- _Task data_
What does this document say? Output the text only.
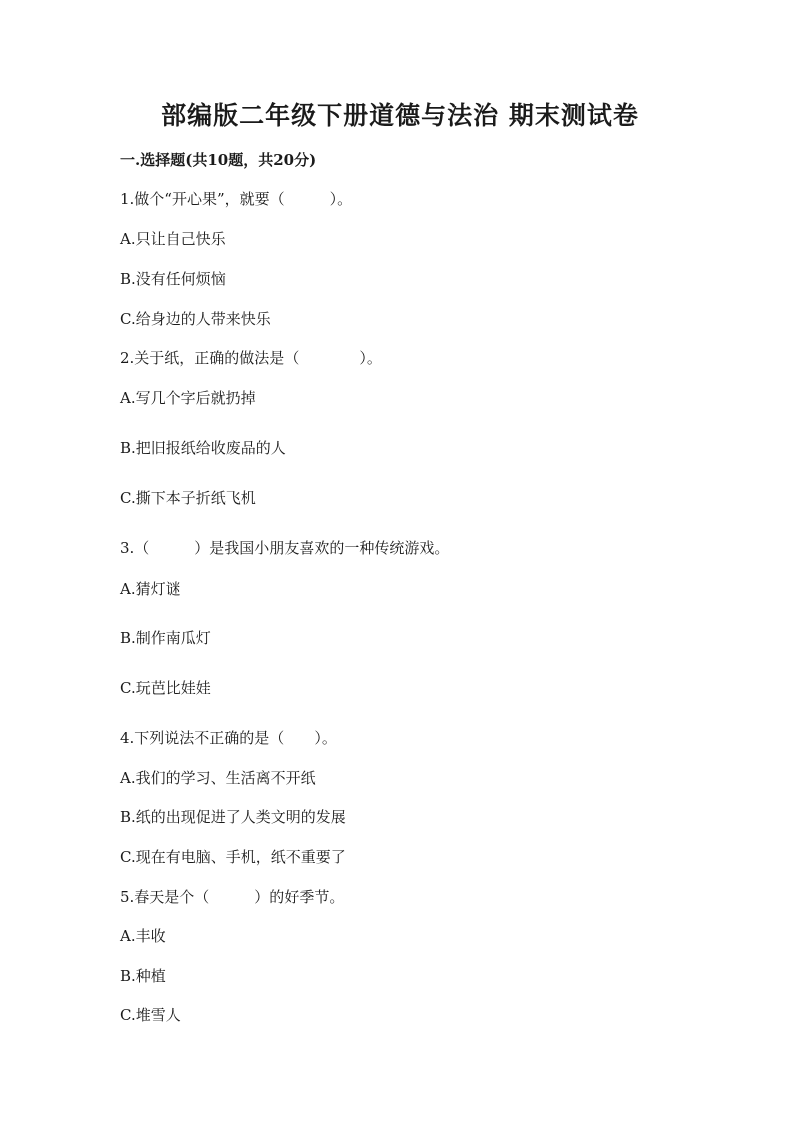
部编版二年级下册道德与法治 期末测试卷
一.选择题(共10题，共20分)
1.做个“开心果”，就要（　　　）。
A.只让自己快乐
B.没有任何烦恼
C.给身边的人带来快乐
2.关于纸，正确的做法是（　　　　）。
A.写几个字后就扔掉
B.把旧报纸给收废品的人
C.撕下本子折纸飞机
3.（　　　）是我国小朋友喜欢的一种传统游戏。
A.猜灯谜
B.制作南瓜灯
C.玩芭比娃娃
4.下列说法不正确的是（　　）。
A.我们的学习、生活离不开纸
B.纸的出现促进了人类文明的发展
C.现在有电脑、手机，纸不重要了
5.春天是个（　　　）的好季节。
A.丰收
B.种植
C.堆雪人
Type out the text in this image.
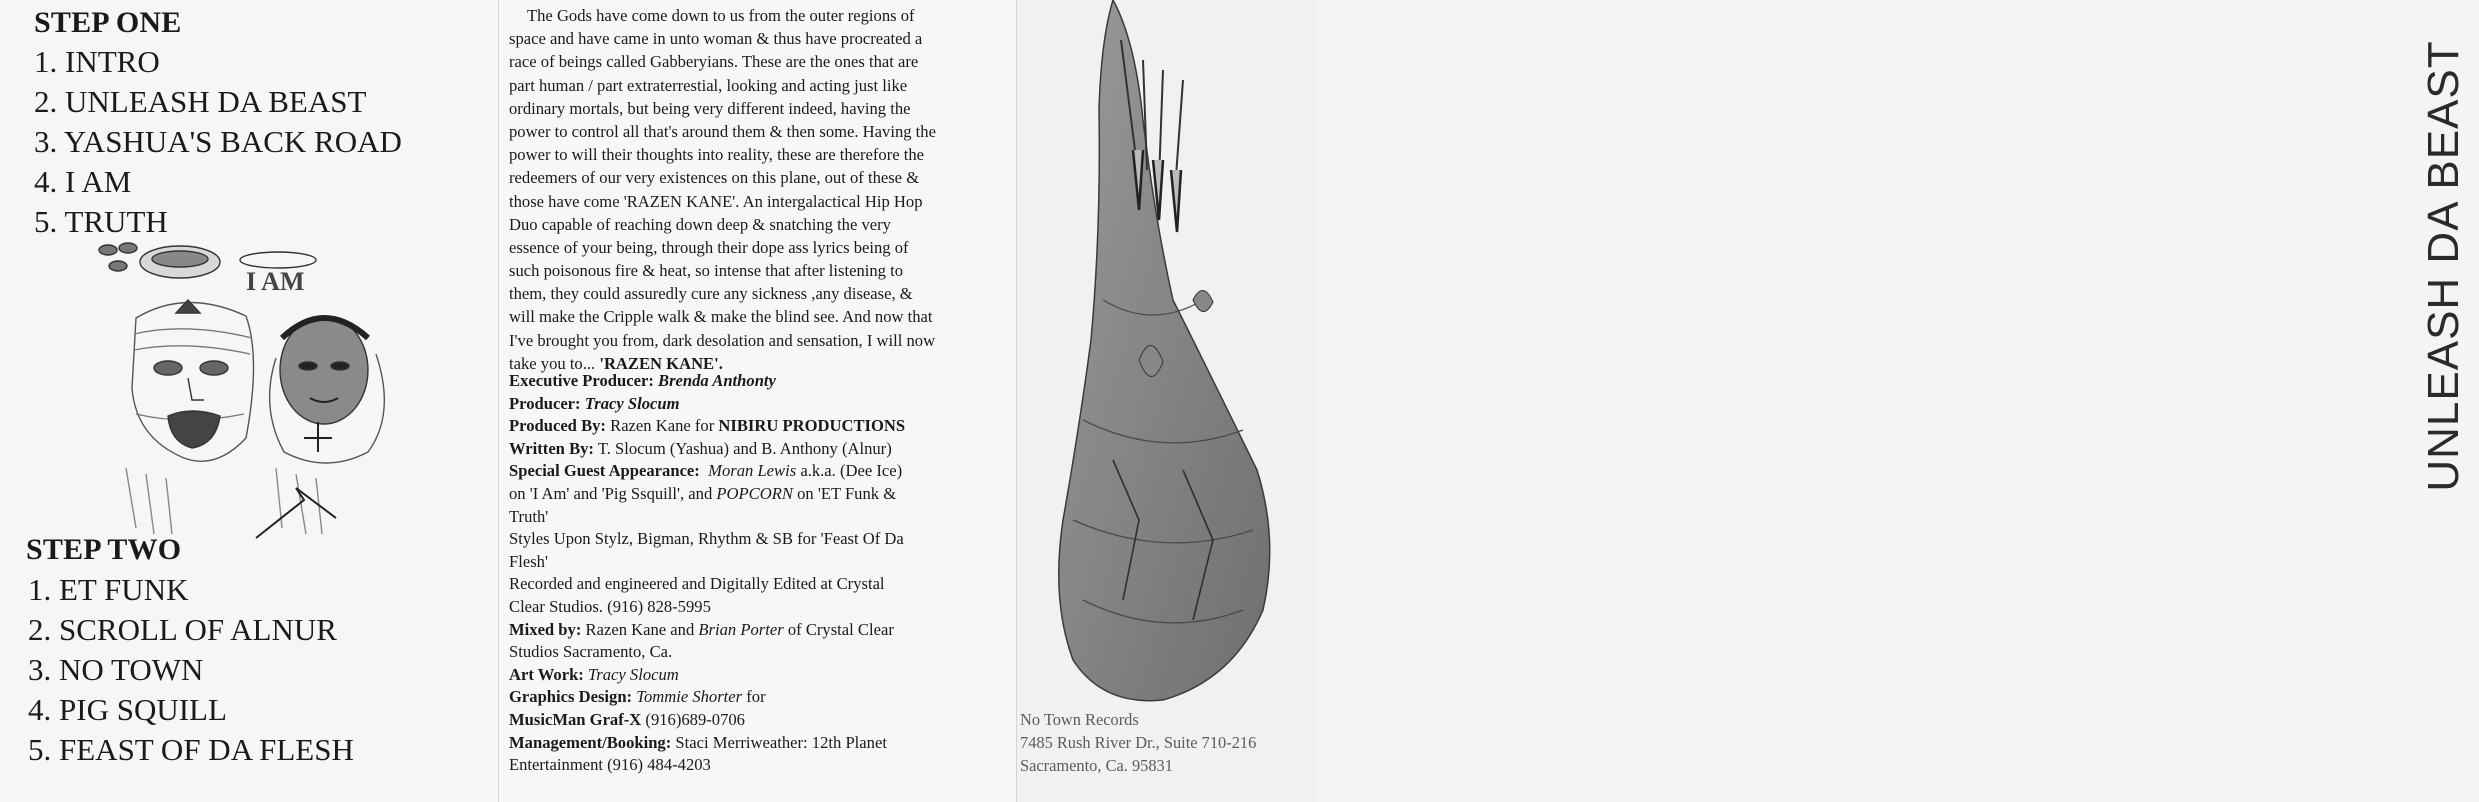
STEP ONE
1. INTRO
2. UNLEASH DA BEAST
3. YASHUA'S BACK ROAD
4. I AM
5. TRUTH
I AM
STEP TWO
1. ET FUNK
2. SCROLL OF ALNUR
3. NO TOWN
4. PIG SQUILL
5. FEAST OF DA FLESH
The Gods have come down to us from the outer regions of
space and have came in unto woman & thus have procreated a
race of beings called Gabberyians. These are the ones that are
part human / part extraterrestial, looking and acting just like
ordinary mortals, but being very different indeed, having the
power to control all that's around them & then some. Having the
power to will their thoughts into reality, these are therefore the
redeemers of our very existences on this plane, out of these &
those have come 'RAZEN KANE'. An intergalactical Hip Hop
Duo capable of reaching down deep & snatching the very
essence of your being, through their dope ass lyrics being of
such poisonous fire & heat, so intense that after listening to
them, they could assuredly cure any sickness ,any disease, &
will make the Cripple walk & make the blind see. And now that
I've brought you from, dark desolation and sensation, I will now
take you to... 'RAZEN KANE'.
Executive Producer: Brenda Anthonty
Producer: Tracy Slocum
Produced By: Razen Kane for NIBIRU PRODUCTIONS
Written By: T. Slocum (Yashua) and B. Anthony (Alnur)
Special Guest Appearance: Moran Lewis a.k.a. (Dee Ice)
on 'I Am' and 'Pig Ssquill', and POPCORN on 'ET Funk &
Truth'
Styles Upon Stylz, Bigman, Rhythm & SB for 'Feast Of Da
Flesh'
Recorded and engineered and Digitally Edited at Crystal
Clear Studios. (916) 828-5995
Mixed by: Razen Kane and Brian Porter of Crystal Clear
Studios Sacramento, Ca.
Art Work: Tracy Slocum
Graphics Design: Tommie Shorter for
MusicMan Graf-X (916)689-0706
Management/Booking: Staci Merriweather: 12th Planet
Entertainment (916) 484-4203
UNLEASH DA BEAST
No Town Records
7485 Rush River Dr., Suite 710-216
Sacramento, Ca. 95831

- _Challenge_
Exclude the pictures and repeat every other part of the records word for word.

- _Solution to this problem_
What does this document say? Output the text only.
部编版二年级下册道德与法治 期末测试卷
一.选择题(共10题，共20分)
1.做个“开心果”，就要（　　　）。
A.只让自己快乐
B.没有任何烦恼
C.给身边的人带来快乐
2.关于纸，正确的做法是（　　　　）。
A.写几个字后就扔掉
B.把旧报纸给收废品的人
C.撕下本子折纸飞机
3.（　　　）是我国小朋友喜欢的一种传统游戏。
A.猜灯谜
B.制作南瓜灯
C.玩芭比娃娃
4.下列说法不正确的是（　　）。
A.我们的学习、生活离不开纸
B.纸的出现促进了人类文明的发展
C.现在有电脑、手机，纸不重要了
5.春天是个（　　　）的好季节。
A.丰收
B.种植
C.堆雪人
Type out the text in this image.
STEP ONE
1. INTRO
2. UNLEASH DA BEAST
3. YASHUA'S BACK ROAD
4. I AM
5. TRUTH
I AM
STEP TWO
1. ET FUNK
2. SCROLL OF ALNUR
3. NO TOWN
4. PIG SQUILL
5. FEAST OF DA FLESH
The Gods have come down to us from the outer regions of
space and have came in unto woman & thus have procreated a
race of beings called Gabberyians. These are the ones that are
part human / part extraterrestial, looking and acting just like
ordinary mortals, but being very different indeed, having the
power to control all that's around them & then some. Having the
power to will their thoughts into reality, these are therefore the
redeemers of our very existences on this plane, out of these &
those have come 'RAZEN KANE'. An intergalactical Hip Hop
Duo capable of reaching down deep & snatching the very
essence of your being, through their dope ass lyrics being of
such poisonous fire & heat, so intense that after listening to
them, they could assuredly cure any sickness ,any disease, &
will make the Cripple walk & make the blind see. And now that
I've brought you from, dark desolation and sensation, I will now
take you to... 'RAZEN KANE'.
Executive Producer: Brenda Anthonty
Producer: Tracy Slocum
Produced By: Razen Kane for NIBIRU PRODUCTIONS
Written By: T. Slocum (Yashua) and B. Anthony (Alnur)
Special Guest Appearance: Moran Lewis a.k.a. (Dee Ice)
on 'I Am' and 'Pig Ssquill', and POPCORN on 'ET Funk &
Truth'
Styles Upon Stylz, Bigman, Rhythm & SB for 'Feast Of Da
Flesh'
Recorded and engineered and Digitally Edited at Crystal
Clear Studios. (916) 828-5995
Mixed by: Razen Kane and Brian Porter of Crystal Clear
Studios Sacramento, Ca.
Art Work: Tracy Slocum
Graphics Design: Tommie Shorter for
MusicMan Graf-X (916)689-0706
Management/Booking: Staci Merriweather: 12th Planet
Entertainment (916) 484-4203
UNLEASH DA BEAST
No Town Records
7485 Rush River Dr., Suite 710-216
Sacramento, Ca. 95831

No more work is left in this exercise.